Work required — Exact repetition of every entry is required.

Data shown —
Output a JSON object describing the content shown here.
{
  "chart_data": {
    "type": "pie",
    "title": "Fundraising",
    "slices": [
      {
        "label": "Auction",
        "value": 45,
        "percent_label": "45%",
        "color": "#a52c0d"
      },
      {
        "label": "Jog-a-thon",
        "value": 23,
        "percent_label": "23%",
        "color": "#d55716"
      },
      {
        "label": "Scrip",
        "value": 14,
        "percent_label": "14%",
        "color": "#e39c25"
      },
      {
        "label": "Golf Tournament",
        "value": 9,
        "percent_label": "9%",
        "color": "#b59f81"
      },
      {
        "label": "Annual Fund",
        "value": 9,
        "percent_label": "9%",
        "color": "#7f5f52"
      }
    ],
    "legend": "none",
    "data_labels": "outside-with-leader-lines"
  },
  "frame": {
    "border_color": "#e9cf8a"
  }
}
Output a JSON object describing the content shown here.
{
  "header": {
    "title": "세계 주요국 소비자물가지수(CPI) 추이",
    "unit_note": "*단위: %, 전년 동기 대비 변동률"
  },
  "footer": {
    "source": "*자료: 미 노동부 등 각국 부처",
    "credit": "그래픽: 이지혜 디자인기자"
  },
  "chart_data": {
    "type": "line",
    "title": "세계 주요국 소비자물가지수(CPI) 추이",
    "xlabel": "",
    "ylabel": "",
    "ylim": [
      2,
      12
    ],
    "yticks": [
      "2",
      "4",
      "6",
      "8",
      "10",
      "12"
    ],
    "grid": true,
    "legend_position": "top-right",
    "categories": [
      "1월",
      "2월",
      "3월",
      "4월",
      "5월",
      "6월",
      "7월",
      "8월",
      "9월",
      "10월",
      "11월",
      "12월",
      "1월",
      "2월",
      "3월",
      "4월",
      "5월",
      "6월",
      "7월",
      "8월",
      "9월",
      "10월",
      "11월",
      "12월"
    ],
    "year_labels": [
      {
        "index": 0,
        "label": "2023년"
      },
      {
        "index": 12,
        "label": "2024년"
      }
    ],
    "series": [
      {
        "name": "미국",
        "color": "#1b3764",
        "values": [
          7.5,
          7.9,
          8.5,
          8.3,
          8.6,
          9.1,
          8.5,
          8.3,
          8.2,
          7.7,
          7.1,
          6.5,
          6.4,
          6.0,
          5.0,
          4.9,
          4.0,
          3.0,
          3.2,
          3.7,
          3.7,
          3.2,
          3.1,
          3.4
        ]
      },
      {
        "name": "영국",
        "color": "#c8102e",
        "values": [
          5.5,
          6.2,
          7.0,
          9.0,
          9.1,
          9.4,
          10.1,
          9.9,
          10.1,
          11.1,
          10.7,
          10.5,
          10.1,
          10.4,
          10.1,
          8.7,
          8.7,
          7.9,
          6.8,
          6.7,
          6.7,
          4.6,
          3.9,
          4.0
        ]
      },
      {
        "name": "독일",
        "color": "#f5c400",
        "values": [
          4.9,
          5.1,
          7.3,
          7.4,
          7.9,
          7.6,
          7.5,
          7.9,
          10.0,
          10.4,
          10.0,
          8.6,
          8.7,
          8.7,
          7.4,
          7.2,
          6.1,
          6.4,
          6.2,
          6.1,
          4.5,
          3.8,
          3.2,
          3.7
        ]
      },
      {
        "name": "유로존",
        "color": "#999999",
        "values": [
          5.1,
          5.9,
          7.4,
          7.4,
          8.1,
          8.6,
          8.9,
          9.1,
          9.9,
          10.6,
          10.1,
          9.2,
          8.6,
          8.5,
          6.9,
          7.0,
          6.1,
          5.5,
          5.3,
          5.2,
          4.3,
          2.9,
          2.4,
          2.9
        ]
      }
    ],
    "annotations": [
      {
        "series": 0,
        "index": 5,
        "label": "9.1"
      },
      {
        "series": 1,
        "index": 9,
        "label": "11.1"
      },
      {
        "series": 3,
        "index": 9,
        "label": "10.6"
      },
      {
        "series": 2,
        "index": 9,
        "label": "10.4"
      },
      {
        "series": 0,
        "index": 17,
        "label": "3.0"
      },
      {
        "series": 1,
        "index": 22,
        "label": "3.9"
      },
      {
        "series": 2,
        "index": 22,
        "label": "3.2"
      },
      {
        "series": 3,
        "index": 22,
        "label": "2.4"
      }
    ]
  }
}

Exercise output —
Output a JSON object describing the content shown here.
{
  "chart_data": {
    "type": "pie",
    "title": "Fundraising",
    "slices": [
      {
        "label": "Auction",
        "value": 45,
        "percent_label": "45%",
        "color": "#a52c0d"
      },
      {
        "label": "Jog-a-thon",
        "value": 23,
        "percent_label": "23%",
        "color": "#d55716"
      },
      {
        "label": "Scrip",
        "value": 14,
        "percent_label": "14%",
        "color": "#e39c25"
      },
      {
        "label": "Golf Tournament",
        "value": 9,
        "percent_label": "9%",
        "color": "#b59f81"
      },
      {
        "label": "Annual Fund",
        "value": 9,
        "percent_label": "9%",
        "color": "#7f5f52"
      }
    ],
    "legend": "none",
    "data_labels": "outside-with-leader-lines"
  },
  "frame": {
    "border_color": "#e9cf8a"
  }
}
Output a JSON object describing the content shown here.
{
  "header": {
    "title": "세계 주요국 소비자물가지수(CPI) 추이",
    "unit_note": "*단위: %, 전년 동기 대비 변동률"
  },
  "footer": {
    "source": "*자료: 미 노동부 등 각국 부처",
    "credit": "그래픽: 이지혜 디자인기자"
  },
  "chart_data": {
    "type": "line",
    "title": "세계 주요국 소비자물가지수(CPI) 추이",
    "xlabel": "",
    "ylabel": "",
    "ylim": [
      2,
      12
    ],
    "yticks": [
      "2",
      "4",
      "6",
      "8",
      "10",
      "12"
    ],
    "grid": true,
    "legend_position": "top-right",
    "categories": [
      "1월",
      "2월",
      "3월",
      "4월",
      "5월",
      "6월",
      "7월",
      "8월",
      "9월",
      "10월",
      "11월",
      "12월",
      "1월",
      "2월",
      "3월",
      "4월",
      "5월",
      "6월",
      "7월",
      "8월",
      "9월",
      "10월",
      "11월",
      "12월"
    ],
    "year_labels": [
      {
        "index": 0,
        "label": "2023년"
      },
      {
        "index": 12,
        "label": "2024년"
      }
    ],
    "series": [
      {
        "name": "미국",
        "color": "#1b3764",
        "values": [
          7.5,
          7.9,
          8.5,
          8.3,
          8.6,
          9.1,
          8.5,
          8.3,
          8.2,
          7.7,
          7.1,
          6.5,
          6.4,
          6.0,
          5.0,
          4.9,
          4.0,
          3.0,
          3.2,
          3.7,
          3.7,
          3.2,
          3.1,
          3.4
        ]
      },
      {
        "name": "영국",
        "color": "#c8102e",
        "values": [
          5.5,
          6.2,
          7.0,
          9.0,
          9.1,
          9.4,
          10.1,
          9.9,
          10.1,
          11.1,
          10.7,
          10.5,
          10.1,
          10.4,
          10.1,
          8.7,
          8.7,
          7.9,
          6.8,
          6.7,
          6.7,
          4.6,
          3.9,
          4.0
        ]
      },
      {
        "name": "독일",
        "color": "#f5c400",
        "values": [
          4.9,
          5.1,
          7.3,
          7.4,
          7.9,
          7.6,
          7.5,
          7.9,
          10.0,
          10.4,
          10.0,
          8.6,
          8.7,
          8.7,
          7.4,
          7.2,
          6.1,
          6.4,
          6.2,
          6.1,
          4.5,
          3.8,
          3.2,
          3.7
        ]
      },
      {
        "name": "유로존",
        "color": "#999999",
        "values": [
          5.1,
          5.9,
          7.4,
          7.4,
          8.1,
          8.6,
          8.9,
          9.1,
          9.9,
          10.6,
          10.1,
          9.2,
          8.6,
          8.5,
          6.9,
          7.0,
          6.1,
          5.5,
          5.3,
          5.2,
          4.3,
          2.9,
          2.4,
          2.9
        ]
      }
    ],
    "annotations": [
      {
        "series": 0,
        "index": 5,
        "label": "9.1"
      },
      {
        "series": 1,
        "index": 9,
        "label": "11.1"
      },
      {
        "series": 3,
        "index": 9,
        "label": "10.6"
      },
      {
        "series": 2,
        "index": 9,
        "label": "10.4"
      },
      {
        "series": 0,
        "index": 17,
        "label": "3.0"
      },
      {
        "series": 1,
        "index": 22,
        "label": "3.9"
      },
      {
        "series": 2,
        "index": 22,
        "label": "3.2"
      },
      {
        "series": 3,
        "index": 22,
        "label": "2.4"
      }
    ]
  }
}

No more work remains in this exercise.